* _Data provided_
>> begin
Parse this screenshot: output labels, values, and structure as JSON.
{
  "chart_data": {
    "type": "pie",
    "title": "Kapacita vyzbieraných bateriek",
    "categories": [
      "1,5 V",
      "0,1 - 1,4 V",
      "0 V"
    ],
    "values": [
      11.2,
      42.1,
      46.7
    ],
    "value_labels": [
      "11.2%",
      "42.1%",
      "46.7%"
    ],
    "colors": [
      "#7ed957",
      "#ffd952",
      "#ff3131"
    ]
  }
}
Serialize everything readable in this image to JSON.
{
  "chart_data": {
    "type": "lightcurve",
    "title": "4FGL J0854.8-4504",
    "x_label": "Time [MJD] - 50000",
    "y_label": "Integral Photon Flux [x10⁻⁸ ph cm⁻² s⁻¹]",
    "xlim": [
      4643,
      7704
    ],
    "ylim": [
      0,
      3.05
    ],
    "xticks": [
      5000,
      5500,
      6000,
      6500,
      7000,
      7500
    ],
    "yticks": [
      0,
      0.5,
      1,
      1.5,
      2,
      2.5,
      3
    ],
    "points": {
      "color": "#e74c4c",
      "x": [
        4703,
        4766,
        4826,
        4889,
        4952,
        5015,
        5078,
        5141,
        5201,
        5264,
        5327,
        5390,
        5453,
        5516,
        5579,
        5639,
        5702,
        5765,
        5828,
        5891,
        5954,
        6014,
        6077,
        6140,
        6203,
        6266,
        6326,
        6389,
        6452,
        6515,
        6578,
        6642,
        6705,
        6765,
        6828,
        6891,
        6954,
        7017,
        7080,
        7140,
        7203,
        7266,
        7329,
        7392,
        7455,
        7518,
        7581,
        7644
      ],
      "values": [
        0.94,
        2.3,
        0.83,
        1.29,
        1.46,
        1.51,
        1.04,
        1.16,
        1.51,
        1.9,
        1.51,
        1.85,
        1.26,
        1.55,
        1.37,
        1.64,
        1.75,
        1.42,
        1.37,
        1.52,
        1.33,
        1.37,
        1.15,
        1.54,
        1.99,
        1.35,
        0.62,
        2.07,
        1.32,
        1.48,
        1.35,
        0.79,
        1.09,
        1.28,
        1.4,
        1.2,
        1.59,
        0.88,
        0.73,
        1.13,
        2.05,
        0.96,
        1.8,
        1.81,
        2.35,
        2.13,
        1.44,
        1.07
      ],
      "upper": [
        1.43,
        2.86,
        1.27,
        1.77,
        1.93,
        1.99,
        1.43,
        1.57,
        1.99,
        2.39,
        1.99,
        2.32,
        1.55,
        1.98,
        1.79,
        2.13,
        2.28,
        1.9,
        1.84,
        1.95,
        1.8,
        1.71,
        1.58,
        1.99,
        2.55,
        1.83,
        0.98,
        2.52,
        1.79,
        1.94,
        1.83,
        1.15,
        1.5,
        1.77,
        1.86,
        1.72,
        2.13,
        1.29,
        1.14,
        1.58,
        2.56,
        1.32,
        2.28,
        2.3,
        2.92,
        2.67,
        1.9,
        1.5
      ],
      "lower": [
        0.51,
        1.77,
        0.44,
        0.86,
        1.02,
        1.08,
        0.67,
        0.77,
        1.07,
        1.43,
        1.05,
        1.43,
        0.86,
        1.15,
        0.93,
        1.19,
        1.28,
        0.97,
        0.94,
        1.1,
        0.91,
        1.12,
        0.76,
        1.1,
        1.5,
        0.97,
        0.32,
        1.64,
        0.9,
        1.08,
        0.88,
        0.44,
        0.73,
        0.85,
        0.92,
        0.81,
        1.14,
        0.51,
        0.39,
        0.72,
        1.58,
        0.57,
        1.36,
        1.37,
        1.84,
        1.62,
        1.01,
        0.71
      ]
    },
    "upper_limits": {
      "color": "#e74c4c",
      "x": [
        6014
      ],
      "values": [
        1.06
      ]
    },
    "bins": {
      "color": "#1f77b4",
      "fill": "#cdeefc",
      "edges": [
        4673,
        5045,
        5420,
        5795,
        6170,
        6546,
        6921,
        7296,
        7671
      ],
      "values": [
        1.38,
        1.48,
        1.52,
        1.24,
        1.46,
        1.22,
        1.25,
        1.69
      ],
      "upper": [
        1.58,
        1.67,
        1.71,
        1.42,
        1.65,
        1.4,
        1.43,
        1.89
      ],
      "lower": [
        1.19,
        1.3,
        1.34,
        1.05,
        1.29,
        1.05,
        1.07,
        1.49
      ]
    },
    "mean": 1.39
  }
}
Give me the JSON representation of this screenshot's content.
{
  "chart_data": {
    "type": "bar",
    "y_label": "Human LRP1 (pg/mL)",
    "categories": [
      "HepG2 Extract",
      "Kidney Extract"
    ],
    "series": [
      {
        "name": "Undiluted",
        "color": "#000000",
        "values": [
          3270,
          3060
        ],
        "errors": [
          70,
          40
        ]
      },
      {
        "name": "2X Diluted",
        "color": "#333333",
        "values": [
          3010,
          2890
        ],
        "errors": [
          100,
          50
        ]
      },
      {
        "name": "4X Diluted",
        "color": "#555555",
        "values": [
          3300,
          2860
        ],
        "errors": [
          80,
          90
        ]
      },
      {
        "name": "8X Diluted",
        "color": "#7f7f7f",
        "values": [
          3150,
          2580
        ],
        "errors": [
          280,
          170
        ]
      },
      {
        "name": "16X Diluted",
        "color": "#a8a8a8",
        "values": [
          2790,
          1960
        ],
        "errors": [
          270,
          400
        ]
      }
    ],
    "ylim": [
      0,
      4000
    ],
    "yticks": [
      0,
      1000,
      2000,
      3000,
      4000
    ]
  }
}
>> end
* _What you will do_
Return each line of the data exactly as written above.

* _Reply_
Parse this screenshot: output labels, values, and structure as JSON.
{
  "chart_data": {
    "type": "pie",
    "title": "Kapacita vyzbieraných bateriek",
    "categories": [
      "1,5 V",
      "0,1 - 1,4 V",
      "0 V"
    ],
    "values": [
      11.2,
      42.1,
      46.7
    ],
    "value_labels": [
      "11.2%",
      "42.1%",
      "46.7%"
    ],
    "colors": [
      "#7ed957",
      "#ffd952",
      "#ff3131"
    ]
  }
}
Serialize everything readable in this image to JSON.
{
  "chart_data": {
    "type": "lightcurve",
    "title": "4FGL J0854.8-4504",
    "x_label": "Time [MJD] - 50000",
    "y_label": "Integral Photon Flux [x10⁻⁸ ph cm⁻² s⁻¹]",
    "xlim": [
      4643,
      7704
    ],
    "ylim": [
      0,
      3.05
    ],
    "xticks": [
      5000,
      5500,
      6000,
      6500,
      7000,
      7500
    ],
    "yticks": [
      0,
      0.5,
      1,
      1.5,
      2,
      2.5,
      3
    ],
    "points": {
      "color": "#e74c4c",
      "x": [
        4703,
        4766,
        4826,
        4889,
        4952,
        5015,
        5078,
        5141,
        5201,
        5264,
        5327,
        5390,
        5453,
        5516,
        5579,
        5639,
        5702,
        5765,
        5828,
        5891,
        5954,
        6014,
        6077,
        6140,
        6203,
        6266,
        6326,
        6389,
        6452,
        6515,
        6578,
        6642,
        6705,
        6765,
        6828,
        6891,
        6954,
        7017,
        7080,
        7140,
        7203,
        7266,
        7329,
        7392,
        7455,
        7518,
        7581,
        7644
      ],
      "values": [
        0.94,
        2.3,
        0.83,
        1.29,
        1.46,
        1.51,
        1.04,
        1.16,
        1.51,
        1.9,
        1.51,
        1.85,
        1.26,
        1.55,
        1.37,
        1.64,
        1.75,
        1.42,
        1.37,
        1.52,
        1.33,
        1.37,
        1.15,
        1.54,
        1.99,
        1.35,
        0.62,
        2.07,
        1.32,
        1.48,
        1.35,
        0.79,
        1.09,
        1.28,
        1.4,
        1.2,
        1.59,
        0.88,
        0.73,
        1.13,
        2.05,
        0.96,
        1.8,
        1.81,
        2.35,
        2.13,
        1.44,
        1.07
      ],
      "upper": [
        1.43,
        2.86,
        1.27,
        1.77,
        1.93,
        1.99,
        1.43,
        1.57,
        1.99,
        2.39,
        1.99,
        2.32,
        1.55,
        1.98,
        1.79,
        2.13,
        2.28,
        1.9,
        1.84,
        1.95,
        1.8,
        1.71,
        1.58,
        1.99,
        2.55,
        1.83,
        0.98,
        2.52,
        1.79,
        1.94,
        1.83,
        1.15,
        1.5,
        1.77,
        1.86,
        1.72,
        2.13,
        1.29,
        1.14,
        1.58,
        2.56,
        1.32,
        2.28,
        2.3,
        2.92,
        2.67,
        1.9,
        1.5
      ],
      "lower": [
        0.51,
        1.77,
        0.44,
        0.86,
        1.02,
        1.08,
        0.67,
        0.77,
        1.07,
        1.43,
        1.05,
        1.43,
        0.86,
        1.15,
        0.93,
        1.19,
        1.28,
        0.97,
        0.94,
        1.1,
        0.91,
        1.12,
        0.76,
        1.1,
        1.5,
        0.97,
        0.32,
        1.64,
        0.9,
        1.08,
        0.88,
        0.44,
        0.73,
        0.85,
        0.92,
        0.81,
        1.14,
        0.51,
        0.39,
        0.72,
        1.58,
        0.57,
        1.36,
        1.37,
        1.84,
        1.62,
        1.01,
        0.71
      ]
    },
    "upper_limits": {
      "color": "#e74c4c",
      "x": [
        6014
      ],
      "values": [
        1.06
      ]
    },
    "bins": {
      "color": "#1f77b4",
      "fill": "#cdeefc",
      "edges": [
        4673,
        5045,
        5420,
        5795,
        6170,
        6546,
        6921,
        7296,
        7671
      ],
      "values": [
        1.38,
        1.48,
        1.52,
        1.24,
        1.46,
        1.22,
        1.25,
        1.69
      ],
      "upper": [
        1.58,
        1.67,
        1.71,
        1.42,
        1.65,
        1.4,
        1.43,
        1.89
      ],
      "lower": [
        1.19,
        1.3,
        1.34,
        1.05,
        1.29,
        1.05,
        1.07,
        1.49
      ]
    },
    "mean": 1.39
  }
}
Give me the JSON representation of this screenshot's content.
{
  "chart_data": {
    "type": "bar",
    "y_label": "Human LRP1 (pg/mL)",
    "categories": [
      "HepG2 Extract",
      "Kidney Extract"
    ],
    "series": [
      {
        "name": "Undiluted",
        "color": "#000000",
        "values": [
          3270,
          3060
        ],
        "errors": [
          70,
          40
        ]
      },
      {
        "name": "2X Diluted",
        "color": "#333333",
        "values": [
          3010,
          2890
        ],
        "errors": [
          100,
          50
        ]
      },
      {
        "name": "4X Diluted",
        "color": "#555555",
        "values": [
          3300,
          2860
        ],
        "errors": [
          80,
          90
        ]
      },
      {
        "name": "8X Diluted",
        "color": "#7f7f7f",
        "values": [
          3150,
          2580
        ],
        "errors": [
          280,
          170
        ]
      },
      {
        "name": "16X Diluted",
        "color": "#a8a8a8",
        "values": [
          2790,
          1960
        ],
        "errors": [
          270,
          400
        ]
      }
    ],
    "ylim": [
      0,
      4000
    ],
    "yticks": [
      0,
      1000,
      2000,
      3000,
      4000
    ]
  }
}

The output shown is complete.